In the copy, keep every record exact and leave out all images.

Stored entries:

□ □ □ □ □

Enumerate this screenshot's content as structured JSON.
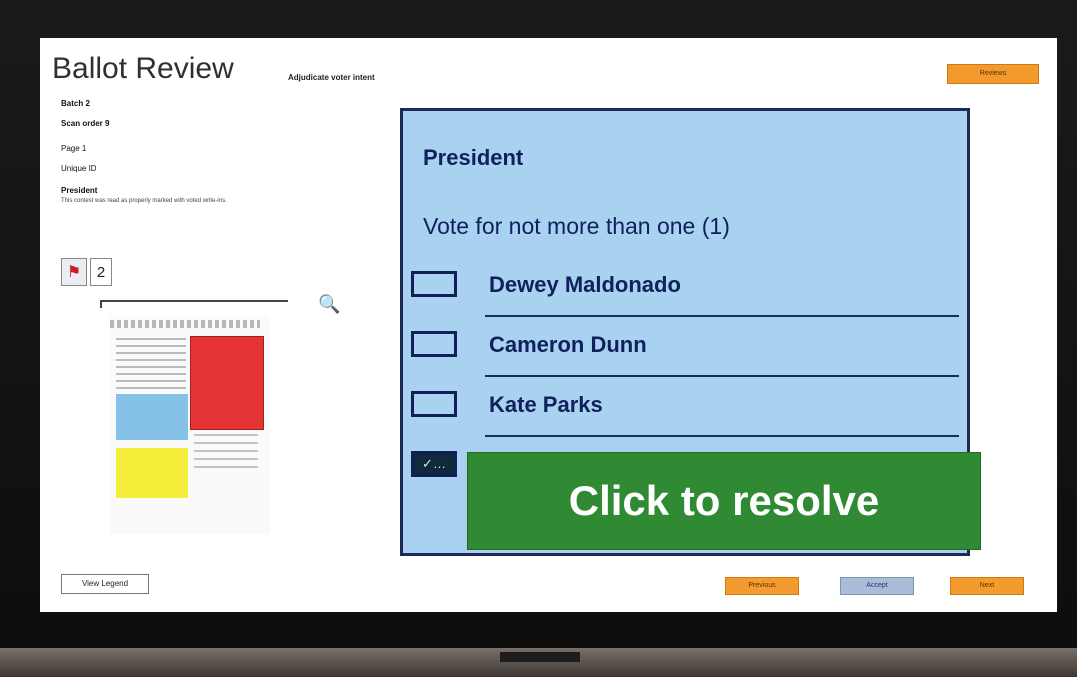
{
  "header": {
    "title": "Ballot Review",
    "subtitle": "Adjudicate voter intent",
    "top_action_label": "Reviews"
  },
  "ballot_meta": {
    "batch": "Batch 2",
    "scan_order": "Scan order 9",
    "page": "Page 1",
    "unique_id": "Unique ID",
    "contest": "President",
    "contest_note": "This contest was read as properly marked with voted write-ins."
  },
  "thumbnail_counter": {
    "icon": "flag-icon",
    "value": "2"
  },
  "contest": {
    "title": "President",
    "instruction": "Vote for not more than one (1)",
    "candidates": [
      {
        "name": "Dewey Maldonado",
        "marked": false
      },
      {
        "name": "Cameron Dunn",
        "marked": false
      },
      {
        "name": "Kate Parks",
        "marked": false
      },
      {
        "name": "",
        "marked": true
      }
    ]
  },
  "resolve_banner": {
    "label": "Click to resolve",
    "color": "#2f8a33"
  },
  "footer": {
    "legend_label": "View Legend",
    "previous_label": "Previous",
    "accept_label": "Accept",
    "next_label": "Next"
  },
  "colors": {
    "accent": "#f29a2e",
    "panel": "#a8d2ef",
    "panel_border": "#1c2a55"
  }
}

□ □ □ □ □

RESPONSE BELOW:
Enumerate this screenshot's content as structured JSON.
{
  "header": {
    "title": "Ballot Review",
    "subtitle": "Adjudicate voter intent",
    "top_action_label": "Reviews"
  },
  "ballot_meta": {
    "batch": "Batch 2",
    "scan_order": "Scan order 9",
    "page": "Page 1",
    "unique_id": "Unique ID",
    "contest": "President",
    "contest_note": "This contest was read as properly marked with voted write-ins."
  },
  "thumbnail_counter": {
    "icon": "flag-icon",
    "value": "2"
  },
  "contest": {
    "title": "President",
    "instruction": "Vote for not more than one (1)",
    "candidates": [
      {
        "name": "Dewey Maldonado",
        "marked": false
      },
      {
        "name": "Cameron Dunn",
        "marked": false
      },
      {
        "name": "Kate Parks",
        "marked": false
      },
      {
        "name": "",
        "marked": true
      }
    ]
  },
  "resolve_banner": {
    "label": "Click to resolve",
    "color": "#2f8a33"
  },
  "footer": {
    "legend_label": "View Legend",
    "previous_label": "Previous",
    "accept_label": "Accept",
    "next_label": "Next"
  },
  "colors": {
    "accent": "#f29a2e",
    "panel": "#a8d2ef",
    "panel_border": "#1c2a55"
  }
}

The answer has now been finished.